Problem -
Only lines with the word "JSON" are needed; collect each of them from the listing below.

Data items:
Begin
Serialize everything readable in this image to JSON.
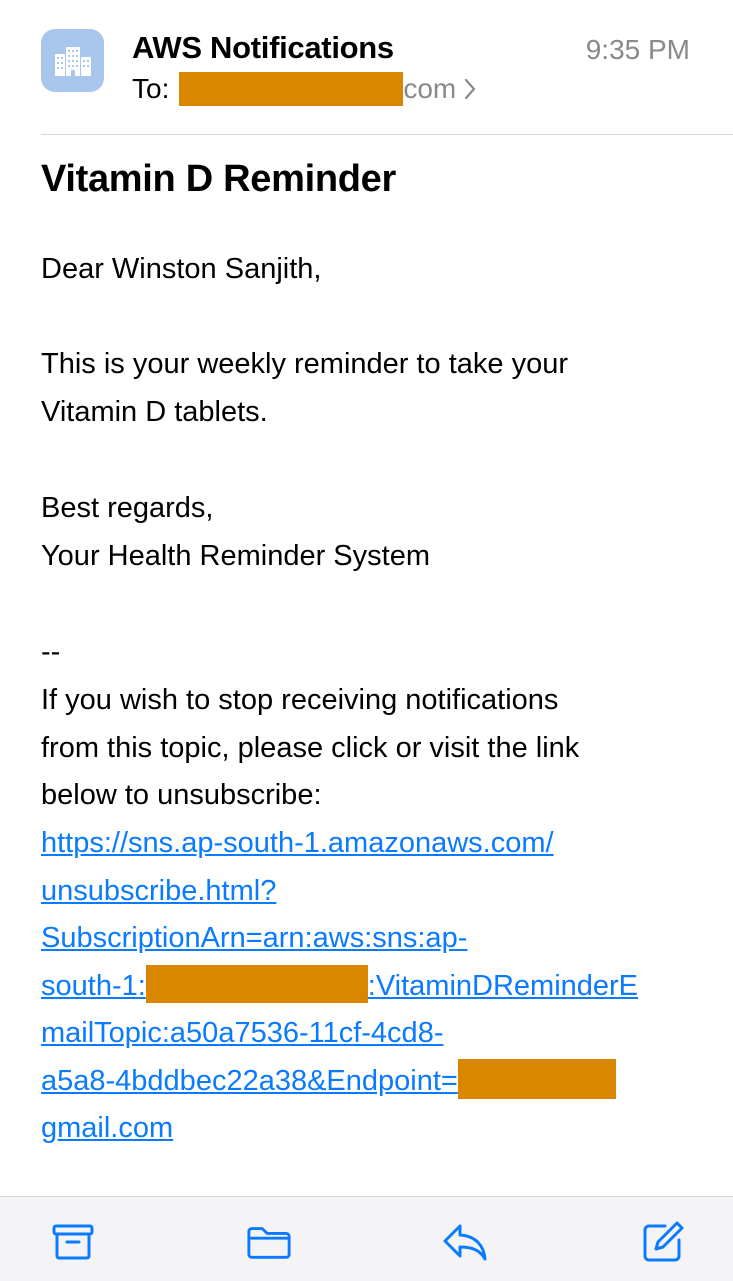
{
  "header": {
    "sender": "AWS Notifications",
    "time": "9:35 PM",
    "to_label": "To:",
    "to_suffix": "com",
    "avatar_icon": "building-icon",
    "redaction_color": "#d98600"
  },
  "email": {
    "subject": "Vitamin D Reminder",
    "greeting": "Dear Winston Sanjith,",
    "paragraph_1_lines": [
      "This is your weekly reminder to take your",
      "Vitamin D tablets."
    ],
    "closing_lines": [
      "Best regards,",
      "Your Health Reminder System"
    ],
    "separator": "--",
    "unsubscribe_lines": [
      "If you wish to stop receiving notifications",
      "from this topic, please click or visit the link",
      "below to unsubscribe:"
    ],
    "link": {
      "line_1": "https://sns.ap-south-1.amazonaws.com/",
      "line_2": "unsubscribe.html?",
      "line_3": "SubscriptionArn=arn:aws:sns:ap-",
      "line_4_start": "south-1:",
      "line_4_end": ":VitaminDReminderE",
      "line_5": "mailTopic:a50a7536-11cf-4cd8-",
      "line_6": "a5a8-4bddbec22a38&Endpoint=",
      "line_7": "gmail.com",
      "color": "#0a7aff"
    }
  },
  "toolbar": {
    "icons": [
      "archive-icon",
      "folder-icon",
      "reply-icon",
      "compose-icon"
    ],
    "accent": "#0a7aff"
  }
}
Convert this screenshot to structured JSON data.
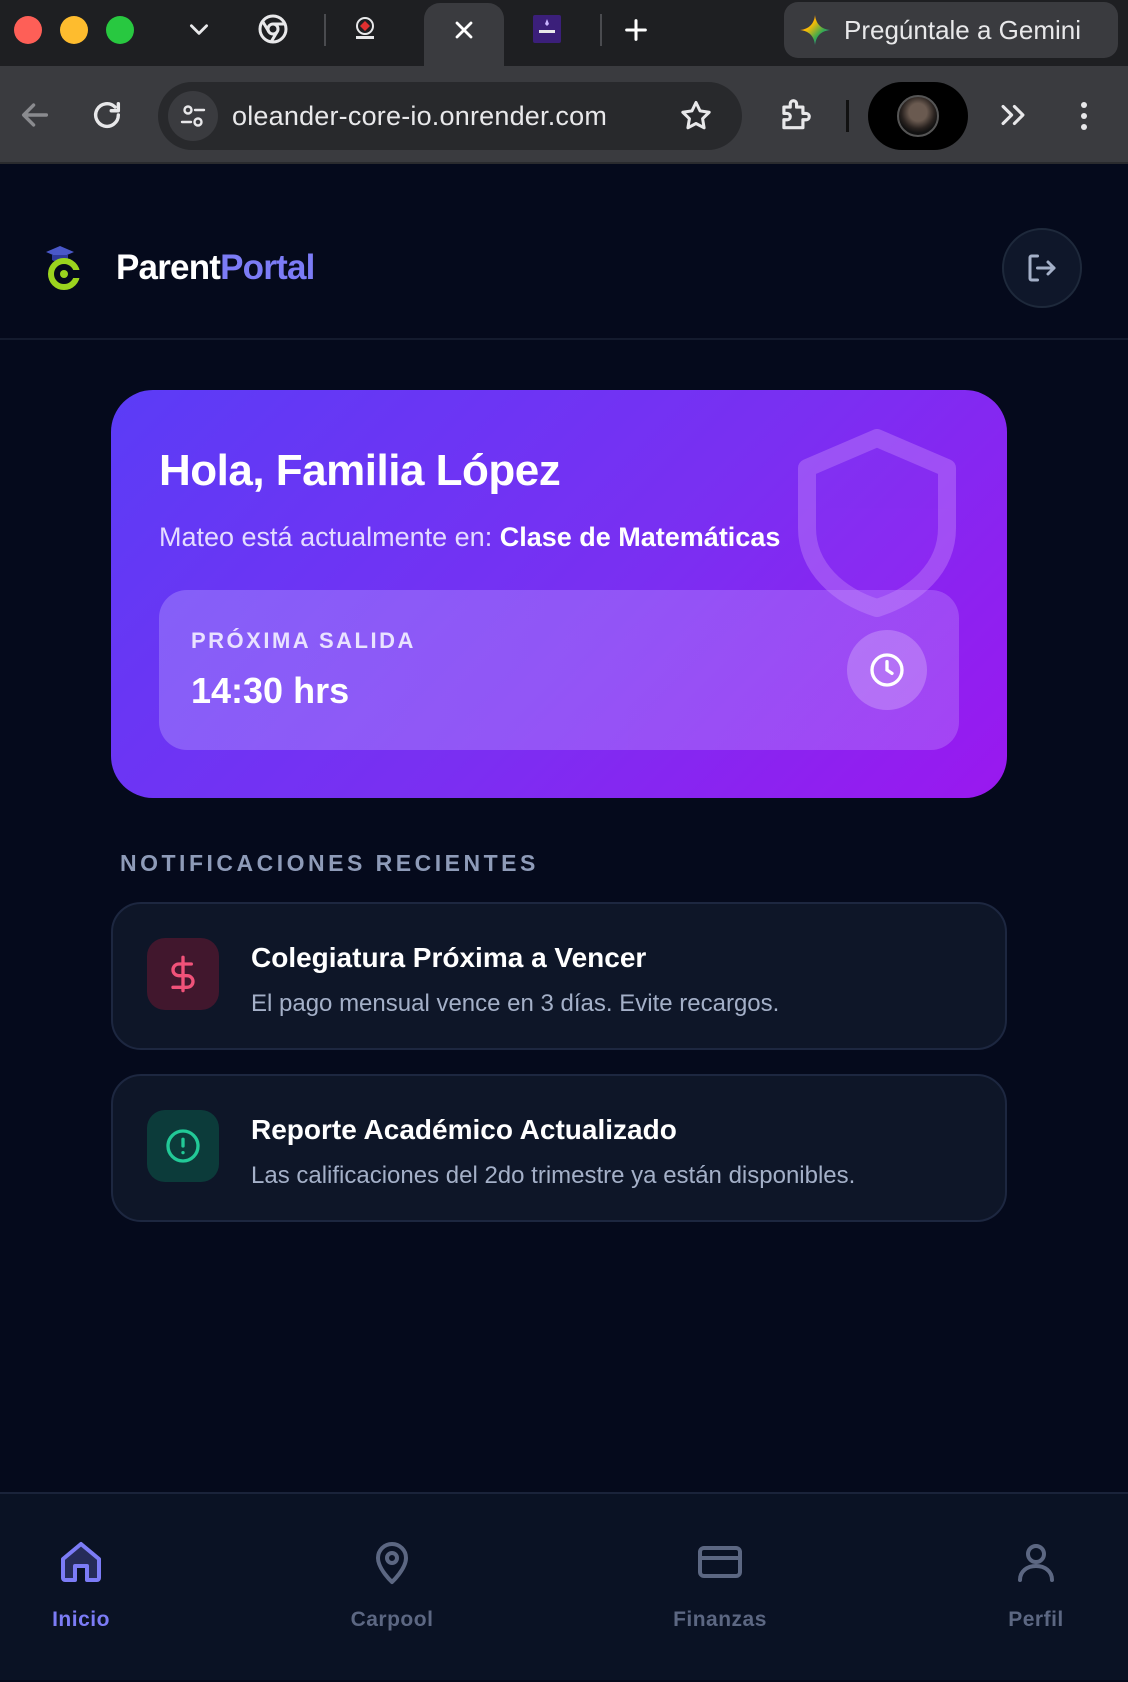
{
  "browser": {
    "gemini_label": "Pregúntale a Gemini",
    "url": "oleander-core-io.onrender.com"
  },
  "app": {
    "brand_part1": "Parent",
    "brand_part2": "Portal"
  },
  "hero": {
    "greeting": "Hola, Familia López",
    "status_prefix": "Mateo está actualmente en: ",
    "status_location": "Clase de Matemáticas",
    "exit_label": "PRÓXIMA SALIDA",
    "exit_time": "14:30 hrs"
  },
  "notifications": {
    "section_title": "NOTIFICACIONES RECIENTES",
    "items": [
      {
        "title": "Colegiatura Próxima a Vencer",
        "body": "El pago mensual vence en 3 días. Evite recargos.",
        "icon": "dollar-icon",
        "color": "#f05279"
      },
      {
        "title": "Reporte Académico Actualizado",
        "body": "Las calificaciones del 2do trimestre ya están disponibles.",
        "icon": "alert-circle-icon",
        "color": "#22c997"
      }
    ]
  },
  "bottom_nav": {
    "items": [
      {
        "label": "Inicio",
        "icon": "home-icon",
        "active": true
      },
      {
        "label": "Carpool",
        "icon": "map-pin-icon",
        "active": false
      },
      {
        "label": "Finanzas",
        "icon": "credit-card-icon",
        "active": false
      },
      {
        "label": "Perfil",
        "icon": "user-icon",
        "active": false
      }
    ]
  },
  "colors": {
    "accent": "#7c7cf6",
    "hero_gradient_start": "#5b3cf6",
    "hero_gradient_end": "#9a18ef",
    "background": "#050a1c"
  }
}
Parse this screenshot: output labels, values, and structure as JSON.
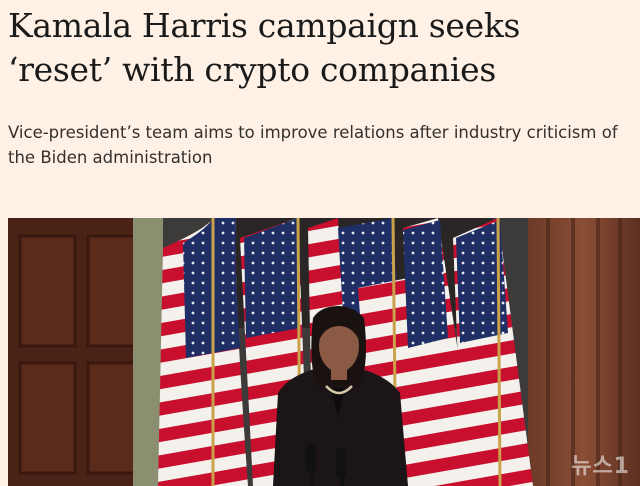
{
  "article": {
    "headline_line1": "Kamala Harris campaign seeks",
    "headline_line2": "‘reset’ with crypto companies",
    "standfirst": "Vice-president’s team aims to improve relations after industry criticism of the Biden administration"
  },
  "photo": {
    "watermark": "뉴스1",
    "colors": {
      "page_background": "#fff1e5",
      "flag_red": "#c8102e",
      "flag_blue": "#1f2f66",
      "wood": "#5a2a1a"
    }
  }
}
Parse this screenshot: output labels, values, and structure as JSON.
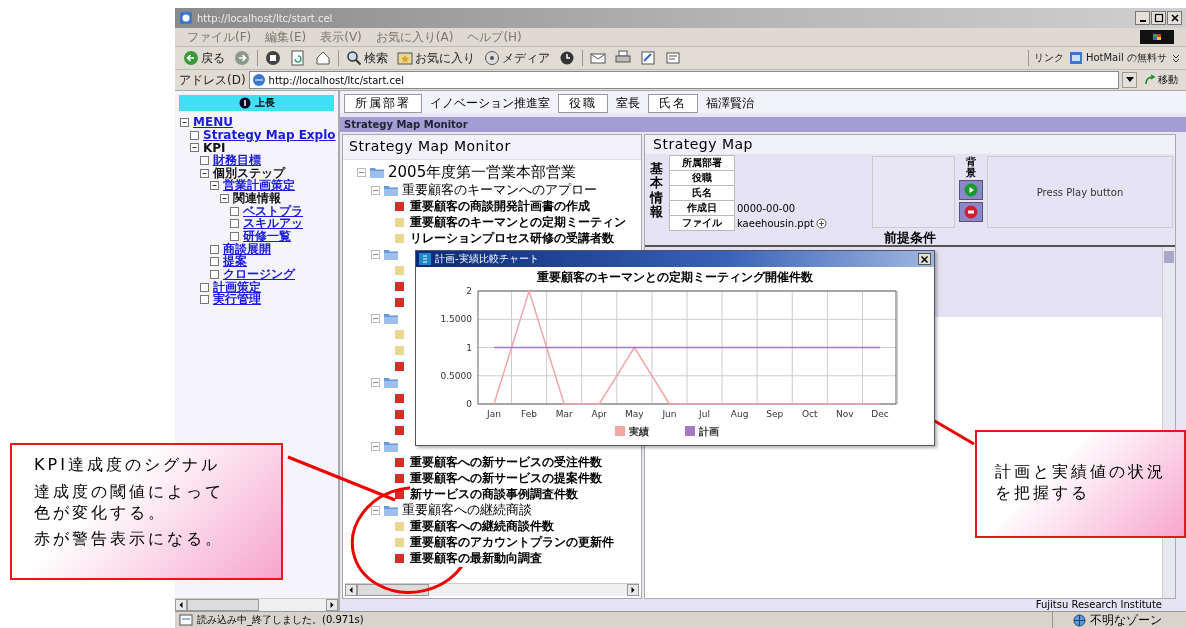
{
  "browser": {
    "title": "http://localhost/ltc/start.cel",
    "menu": [
      "ファイル(F)",
      "編集(E)",
      "表示(V)",
      "お気に入り(A)",
      "ヘルプ(H)"
    ],
    "toolbar": [
      {
        "kind": "back",
        "label": "戻る"
      },
      {
        "kind": "forward"
      },
      {
        "kind": "stop"
      },
      {
        "kind": "refresh"
      },
      {
        "kind": "home"
      },
      {
        "kind": "search",
        "label": "検索"
      },
      {
        "kind": "favorites",
        "label": "お気に入り"
      },
      {
        "kind": "media",
        "label": "メディア"
      },
      {
        "kind": "history"
      },
      {
        "kind": "mail"
      },
      {
        "kind": "print"
      },
      {
        "kind": "edit"
      },
      {
        "kind": "discuss"
      }
    ],
    "links_label": "リンク",
    "link": "HotMail の無料サ",
    "address_label": "アドレス(D)",
    "address": "http://localhost/ltc/start.cel",
    "go": "移動"
  },
  "header": {
    "boss_button": "上長",
    "fields": [
      {
        "label": "所属部署",
        "value": "イノベーション推進室"
      },
      {
        "label": "役職",
        "value": "室長"
      },
      {
        "label": "氏名",
        "value": "福澤賢治"
      }
    ]
  },
  "banner": "Strategy Map Monitor",
  "sidebar": {
    "items": [
      {
        "label": "MENU",
        "kind": "link",
        "expanded": true,
        "children": [
          {
            "label": "Strategy Map Explo",
            "kind": "link"
          },
          {
            "label": "KPI",
            "kind": "label",
            "expanded": true,
            "children": [
              {
                "label": "財務目標",
                "kind": "link"
              },
              {
                "label": "個別ステップ",
                "kind": "label",
                "expanded": true,
                "children": [
                  {
                    "label": "営業計画策定",
                    "kind": "link",
                    "expanded": true,
                    "children": [
                      {
                        "label": "関連情報",
                        "kind": "label",
                        "expanded": true,
                        "children": [
                          {
                            "label": "ベストプラ",
                            "kind": "link"
                          },
                          {
                            "label": "スキルアッ",
                            "kind": "link"
                          },
                          {
                            "label": "研修一覧",
                            "kind": "link"
                          }
                        ]
                      }
                    ]
                  },
                  {
                    "label": "商談展開",
                    "kind": "link"
                  },
                  {
                    "label": "提案",
                    "kind": "link"
                  },
                  {
                    "label": "クロージング",
                    "kind": "link"
                  }
                ]
              },
              {
                "label": "計画策定",
                "kind": "link"
              },
              {
                "label": "実行管理",
                "kind": "link"
              }
            ]
          }
        ]
      }
    ]
  },
  "monitor": {
    "title": "Strategy Map Monitor",
    "tree": [
      {
        "kind": "root",
        "label": "2005年度第一営業本部営業",
        "expanded": true,
        "children": [
          {
            "kind": "group",
            "label": "重要顧客のキーマンへのアプロー",
            "expanded": true,
            "children": [
              {
                "kind": "item",
                "color": "#e02828",
                "label": "重要顧客の商談開発計画書の作成"
              },
              {
                "kind": "item",
                "color": "#e8d890",
                "label": "重要顧客のキーマンとの定期ミーティン"
              },
              {
                "kind": "item",
                "color": "#e8d890",
                "label": "リレーションプロセス研修の受講者数"
              }
            ]
          },
          {
            "kind": "group",
            "expanded": true,
            "children": [
              {
                "kind": "item",
                "color": "#e8d890"
              },
              {
                "kind": "item",
                "color": "#e02828"
              },
              {
                "kind": "item",
                "color": "#e02828"
              }
            ]
          },
          {
            "kind": "group",
            "expanded": true,
            "children": [
              {
                "kind": "item",
                "color": "#e8d890"
              },
              {
                "kind": "item",
                "color": "#e8d890"
              },
              {
                "kind": "item",
                "color": "#e02828"
              }
            ]
          },
          {
            "kind": "group",
            "expanded": true,
            "children": [
              {
                "kind": "item",
                "color": "#e02828"
              },
              {
                "kind": "item",
                "color": "#e02828"
              },
              {
                "kind": "item",
                "color": "#e02828"
              }
            ]
          },
          {
            "kind": "group",
            "expanded": true,
            "children": [
              {
                "kind": "item",
                "color": "#e02828",
                "label": "重要顧客への新サービスの受注件数"
              },
              {
                "kind": "item",
                "color": "#e02828",
                "label": "重要顧客への新サービスの提案件数"
              },
              {
                "kind": "item",
                "color": "#e02828",
                "label": "新サービスの商談事例調査件数"
              }
            ]
          },
          {
            "kind": "group",
            "label": "重要顧客への継続商談",
            "expanded": true,
            "children": [
              {
                "kind": "item",
                "color": "#e8d890",
                "label": "重要顧客への継続商談件数"
              },
              {
                "kind": "item",
                "color": "#e8d890",
                "label": "重要顧客のアカウントプランの更新件"
              },
              {
                "kind": "item",
                "color": "#e02828",
                "label": "重要顧客の最新動向調査"
              }
            ]
          }
        ]
      }
    ]
  },
  "strategy_map": {
    "title": "Strategy Map",
    "info_label": "基本情報",
    "info": [
      {
        "label": "所属部署"
      },
      {
        "label": "役職"
      },
      {
        "label": "氏名"
      },
      {
        "label": "作成日",
        "value": "0000-00-00"
      },
      {
        "label": "ファイル",
        "value": "kaeehousin.ppt"
      }
    ],
    "background_label": "背景",
    "play_message": "Press Play button",
    "premise_label": "前提条件"
  },
  "chart_window": {
    "title": "計画-実績比較チャート",
    "chart_data": {
      "type": "line",
      "title": "重要顧客のキーマンとの定期ミーティング開催件数",
      "categories": [
        "Jan",
        "Feb",
        "Mar",
        "Apr",
        "May",
        "Jun",
        "Jul",
        "Aug",
        "Sep",
        "Oct",
        "Nov",
        "Dec"
      ],
      "series": [
        {
          "name": "実績",
          "color": "#f2a6a6",
          "values": [
            0,
            2,
            0,
            0,
            1,
            0,
            0,
            0,
            0,
            0,
            0,
            0
          ]
        },
        {
          "name": "計画",
          "color": "#a878c8",
          "values": [
            1,
            1,
            1,
            1,
            1,
            1,
            1,
            1,
            1,
            1,
            1,
            1
          ]
        }
      ],
      "grid": true,
      "legend": true,
      "ylim": [
        0,
        2
      ],
      "yticks": [
        0,
        {
          "value": 0.5,
          "label": "0.5000"
        },
        1,
        {
          "value": 1.5,
          "label": "1.5000"
        },
        2
      ]
    }
  },
  "footer": "Fujitsu Research Institute",
  "status_bar": {
    "text": "読み込み中_終了しました。(0.971s)",
    "zone": "不明なゾーン"
  },
  "annotations": [
    {
      "kind": "callout",
      "lines": [
        "KPI達成度のシグナル",
        "達成度の閾値によって色が変化する。",
        "赤が警告表示になる。"
      ]
    },
    {
      "kind": "callout",
      "lines": [
        "計画と実績値の状況を把握する"
      ]
    }
  ]
}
End
Result of the task -
Serialize everything readable in this image to JSON.
Convert this screenshot to structured JSON data.
Parse this screenshot: output labels, values, and structure as JSON.
Parse this screenshot: output labels, values, and structure as JSON.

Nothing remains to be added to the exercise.